# What is expected
Search the data below for the string "GOES". Extract every line that contains it.

[Stored dataset items]
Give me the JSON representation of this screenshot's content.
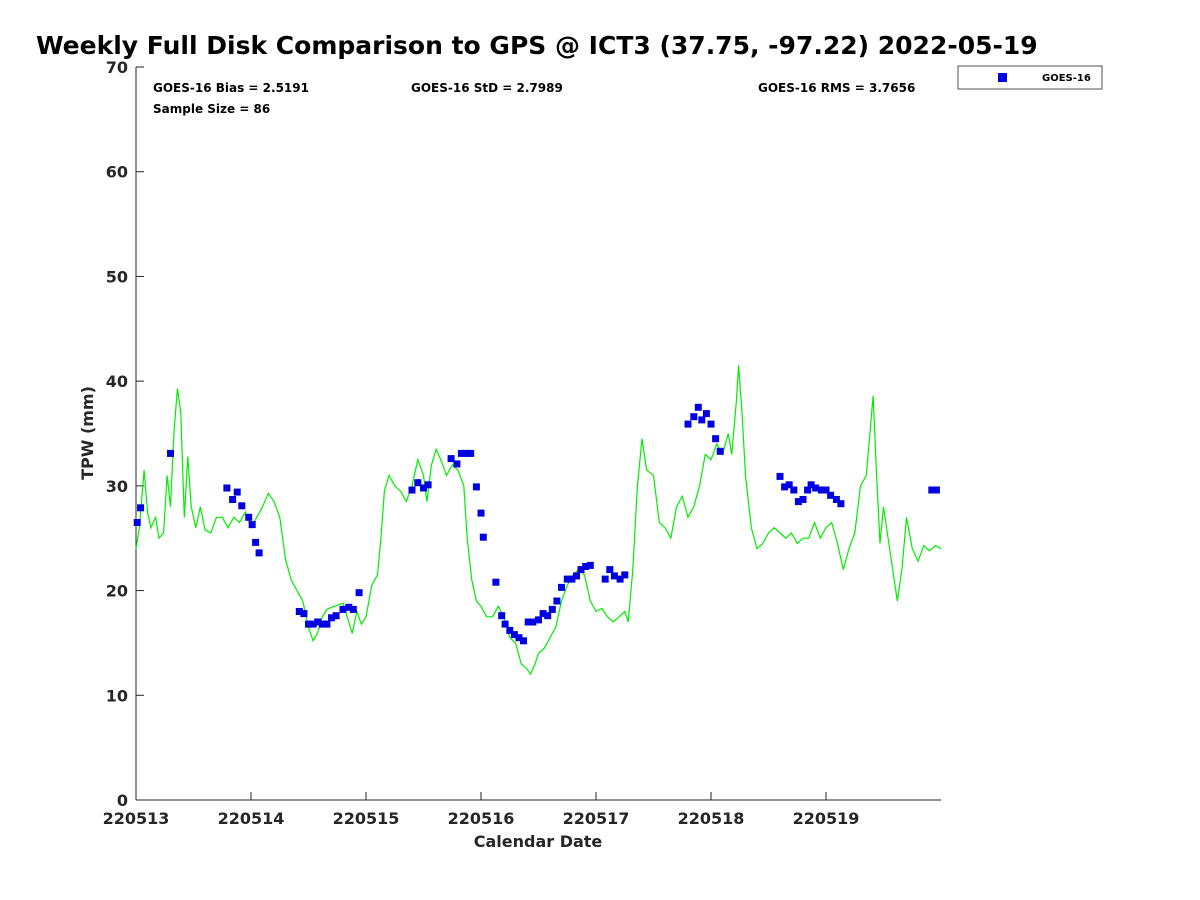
{
  "chart_data": {
    "type": "scatter",
    "title": "Weekly Full Disk Comparison to GPS @ ICT3 (37.75, -97.22) 2022-05-19",
    "xlabel": "Calendar Date",
    "ylabel": "TPW (mm)",
    "xlim": [
      0,
      7.0
    ],
    "ylim": [
      0,
      70
    ],
    "x_unit": "days from 220513 00Z",
    "x_ticks": [
      0,
      1,
      2,
      3,
      4,
      5,
      6
    ],
    "x_tick_labels": [
      "220513",
      "220514",
      "220515",
      "220516",
      "220517",
      "220518",
      "220519"
    ],
    "y_ticks": [
      0,
      10,
      20,
      30,
      40,
      50,
      60,
      70
    ],
    "y_tick_labels": [
      "0",
      "10",
      "20",
      "30",
      "40",
      "50",
      "60",
      "70"
    ],
    "grid": false,
    "legend_position": "top-right-outside",
    "stats": {
      "bias": "GOES-16 Bias = 2.5191",
      "std": "GOES-16 StD = 2.7989",
      "rms": "GOES-16 RMS = 3.7656",
      "sample": "Sample Size = 86"
    },
    "series": [
      {
        "name": "GOES-16",
        "kind": "scatter",
        "marker": "square",
        "color": "#0000e0",
        "points": [
          [
            0.01,
            26.5
          ],
          [
            0.04,
            27.9
          ],
          [
            0.3,
            33.1
          ],
          [
            0.79,
            29.8
          ],
          [
            0.84,
            28.7
          ],
          [
            0.88,
            29.4
          ],
          [
            0.92,
            28.1
          ],
          [
            0.98,
            27.0
          ],
          [
            1.01,
            26.3
          ],
          [
            1.04,
            24.6
          ],
          [
            1.07,
            23.6
          ],
          [
            1.42,
            18.0
          ],
          [
            1.46,
            17.8
          ],
          [
            1.5,
            16.8
          ],
          [
            1.54,
            16.8
          ],
          [
            1.58,
            17.0
          ],
          [
            1.62,
            16.8
          ],
          [
            1.66,
            16.8
          ],
          [
            1.7,
            17.4
          ],
          [
            1.74,
            17.6
          ],
          [
            1.8,
            18.2
          ],
          [
            1.85,
            18.4
          ],
          [
            1.89,
            18.2
          ],
          [
            1.94,
            19.8
          ],
          [
            2.4,
            29.6
          ],
          [
            2.45,
            30.3
          ],
          [
            2.5,
            29.8
          ],
          [
            2.54,
            30.1
          ],
          [
            2.74,
            32.6
          ],
          [
            2.79,
            32.1
          ],
          [
            2.83,
            33.1
          ],
          [
            2.87,
            33.1
          ],
          [
            2.91,
            33.1
          ],
          [
            2.96,
            29.9
          ],
          [
            3.0,
            27.4
          ],
          [
            3.02,
            25.1
          ],
          [
            3.13,
            20.8
          ],
          [
            3.18,
            17.6
          ],
          [
            3.21,
            16.8
          ],
          [
            3.25,
            16.2
          ],
          [
            3.29,
            15.8
          ],
          [
            3.33,
            15.5
          ],
          [
            3.37,
            15.2
          ],
          [
            3.41,
            17.0
          ],
          [
            3.45,
            17.0
          ],
          [
            3.5,
            17.2
          ],
          [
            3.54,
            17.8
          ],
          [
            3.58,
            17.6
          ],
          [
            3.62,
            18.2
          ],
          [
            3.66,
            19.0
          ],
          [
            3.7,
            20.3
          ],
          [
            3.75,
            21.1
          ],
          [
            3.79,
            21.1
          ],
          [
            3.83,
            21.4
          ],
          [
            3.87,
            22.0
          ],
          [
            3.91,
            22.3
          ],
          [
            3.95,
            22.4
          ],
          [
            4.08,
            21.1
          ],
          [
            4.12,
            22.0
          ],
          [
            4.16,
            21.4
          ],
          [
            4.21,
            21.1
          ],
          [
            4.25,
            21.5
          ],
          [
            4.8,
            35.9
          ],
          [
            4.85,
            36.6
          ],
          [
            4.89,
            37.5
          ],
          [
            4.92,
            36.3
          ],
          [
            4.96,
            36.9
          ],
          [
            5.0,
            35.9
          ],
          [
            5.04,
            34.5
          ],
          [
            5.08,
            33.3
          ],
          [
            5.6,
            30.9
          ],
          [
            5.64,
            29.9
          ],
          [
            5.68,
            30.1
          ],
          [
            5.72,
            29.6
          ],
          [
            5.76,
            28.5
          ],
          [
            5.8,
            28.7
          ],
          [
            5.84,
            29.6
          ],
          [
            5.87,
            30.1
          ],
          [
            5.91,
            29.8
          ],
          [
            5.96,
            29.6
          ],
          [
            6.0,
            29.6
          ],
          [
            6.04,
            29.1
          ],
          [
            6.09,
            28.7
          ],
          [
            6.13,
            28.3
          ],
          [
            6.92,
            29.6
          ],
          [
            6.96,
            29.6
          ]
        ]
      },
      {
        "name": "",
        "kind": "line",
        "color": "#00ee00",
        "points": [
          [
            0.0,
            24.0
          ],
          [
            0.03,
            26.0
          ],
          [
            0.07,
            31.5
          ],
          [
            0.1,
            27.5
          ],
          [
            0.13,
            26.0
          ],
          [
            0.17,
            27.0
          ],
          [
            0.2,
            25.0
          ],
          [
            0.24,
            25.5
          ],
          [
            0.27,
            31.0
          ],
          [
            0.3,
            28.0
          ],
          [
            0.33,
            35.0
          ],
          [
            0.36,
            39.3
          ],
          [
            0.39,
            37.0
          ],
          [
            0.42,
            27.0
          ],
          [
            0.45,
            32.8
          ],
          [
            0.48,
            28.0
          ],
          [
            0.52,
            26.0
          ],
          [
            0.56,
            28.0
          ],
          [
            0.6,
            25.8
          ],
          [
            0.65,
            25.5
          ],
          [
            0.7,
            27.0
          ],
          [
            0.75,
            27.0
          ],
          [
            0.8,
            26.0
          ],
          [
            0.85,
            27.0
          ],
          [
            0.9,
            26.5
          ],
          [
            0.95,
            27.5
          ],
          [
            1.0,
            26.0
          ],
          [
            1.05,
            27.0
          ],
          [
            1.1,
            28.0
          ],
          [
            1.15,
            29.3
          ],
          [
            1.2,
            28.5
          ],
          [
            1.25,
            27.0
          ],
          [
            1.3,
            23.0
          ],
          [
            1.35,
            21.0
          ],
          [
            1.4,
            20.0
          ],
          [
            1.45,
            19.0
          ],
          [
            1.5,
            16.5
          ],
          [
            1.54,
            15.2
          ],
          [
            1.58,
            16.0
          ],
          [
            1.62,
            17.5
          ],
          [
            1.66,
            18.2
          ],
          [
            1.7,
            18.4
          ],
          [
            1.75,
            18.6
          ],
          [
            1.8,
            18.8
          ],
          [
            1.85,
            17.0
          ],
          [
            1.88,
            15.9
          ],
          [
            1.92,
            18.0
          ],
          [
            1.96,
            16.8
          ],
          [
            2.0,
            17.5
          ],
          [
            2.05,
            20.5
          ],
          [
            2.1,
            21.5
          ],
          [
            2.13,
            25.0
          ],
          [
            2.16,
            29.5
          ],
          [
            2.2,
            31.0
          ],
          [
            2.25,
            30.0
          ],
          [
            2.3,
            29.5
          ],
          [
            2.35,
            28.5
          ],
          [
            2.4,
            30.0
          ],
          [
            2.45,
            32.5
          ],
          [
            2.5,
            31.0
          ],
          [
            2.53,
            28.5
          ],
          [
            2.57,
            32.0
          ],
          [
            2.61,
            33.5
          ],
          [
            2.65,
            32.5
          ],
          [
            2.7,
            31.0
          ],
          [
            2.75,
            32.0
          ],
          [
            2.8,
            31.5
          ],
          [
            2.85,
            30.0
          ],
          [
            2.88,
            25.0
          ],
          [
            2.92,
            21.0
          ],
          [
            2.96,
            19.0
          ],
          [
            3.0,
            18.5
          ],
          [
            3.05,
            17.5
          ],
          [
            3.1,
            17.5
          ],
          [
            3.15,
            18.5
          ],
          [
            3.2,
            17.5
          ],
          [
            3.25,
            15.5
          ],
          [
            3.3,
            15.0
          ],
          [
            3.35,
            13.0
          ],
          [
            3.4,
            12.5
          ],
          [
            3.43,
            12.0
          ],
          [
            3.47,
            13.0
          ],
          [
            3.5,
            14.0
          ],
          [
            3.55,
            14.5
          ],
          [
            3.6,
            15.5
          ],
          [
            3.65,
            16.5
          ],
          [
            3.7,
            19.0
          ],
          [
            3.75,
            20.5
          ],
          [
            3.8,
            21.5
          ],
          [
            3.85,
            22.0
          ],
          [
            3.9,
            21.5
          ],
          [
            3.95,
            19.0
          ],
          [
            4.0,
            18.0
          ],
          [
            4.05,
            18.3
          ],
          [
            4.1,
            17.5
          ],
          [
            4.15,
            17.0
          ],
          [
            4.2,
            17.5
          ],
          [
            4.25,
            18.0
          ],
          [
            4.28,
            17.0
          ],
          [
            4.32,
            22.0
          ],
          [
            4.36,
            30.0
          ],
          [
            4.4,
            34.5
          ],
          [
            4.44,
            31.5
          ],
          [
            4.5,
            31.0
          ],
          [
            4.55,
            26.5
          ],
          [
            4.6,
            26.0
          ],
          [
            4.65,
            25.0
          ],
          [
            4.7,
            28.0
          ],
          [
            4.75,
            29.0
          ],
          [
            4.8,
            27.0
          ],
          [
            4.85,
            28.0
          ],
          [
            4.9,
            30.0
          ],
          [
            4.95,
            33.0
          ],
          [
            5.0,
            32.5
          ],
          [
            5.05,
            34.0
          ],
          [
            5.1,
            33.0
          ],
          [
            5.15,
            35.0
          ],
          [
            5.18,
            33.0
          ],
          [
            5.22,
            38.0
          ],
          [
            5.24,
            41.5
          ],
          [
            5.27,
            37.0
          ],
          [
            5.3,
            31.0
          ],
          [
            5.35,
            26.0
          ],
          [
            5.4,
            24.0
          ],
          [
            5.45,
            24.5
          ],
          [
            5.5,
            25.5
          ],
          [
            5.55,
            26.0
          ],
          [
            5.6,
            25.5
          ],
          [
            5.65,
            25.0
          ],
          [
            5.7,
            25.5
          ],
          [
            5.75,
            24.5
          ],
          [
            5.8,
            25.0
          ],
          [
            5.85,
            25.0
          ],
          [
            5.9,
            26.5
          ],
          [
            5.95,
            25.0
          ],
          [
            6.0,
            26.0
          ],
          [
            6.05,
            26.5
          ],
          [
            6.1,
            24.5
          ],
          [
            6.15,
            22.0
          ],
          [
            6.2,
            24.0
          ],
          [
            6.25,
            25.5
          ],
          [
            6.3,
            30.0
          ],
          [
            6.35,
            31.0
          ],
          [
            6.39,
            36.0
          ],
          [
            6.41,
            38.6
          ],
          [
            6.44,
            31.0
          ],
          [
            6.47,
            24.5
          ],
          [
            6.5,
            28.0
          ],
          [
            6.54,
            25.0
          ],
          [
            6.58,
            22.0
          ],
          [
            6.62,
            19.0
          ],
          [
            6.66,
            22.0
          ],
          [
            6.7,
            27.0
          ],
          [
            6.75,
            24.0
          ],
          [
            6.8,
            22.8
          ],
          [
            6.85,
            24.3
          ],
          [
            6.9,
            23.8
          ],
          [
            6.95,
            24.3
          ],
          [
            7.0,
            24.0
          ]
        ]
      }
    ]
  }
}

# Full answer
      "bias": "GOES-16 Bias = 2.5191",
      "std": "GOES-16 StD = 2.7989",
      "rms": "GOES-16 RMS = 3.7656",
        "name": "GOES-16",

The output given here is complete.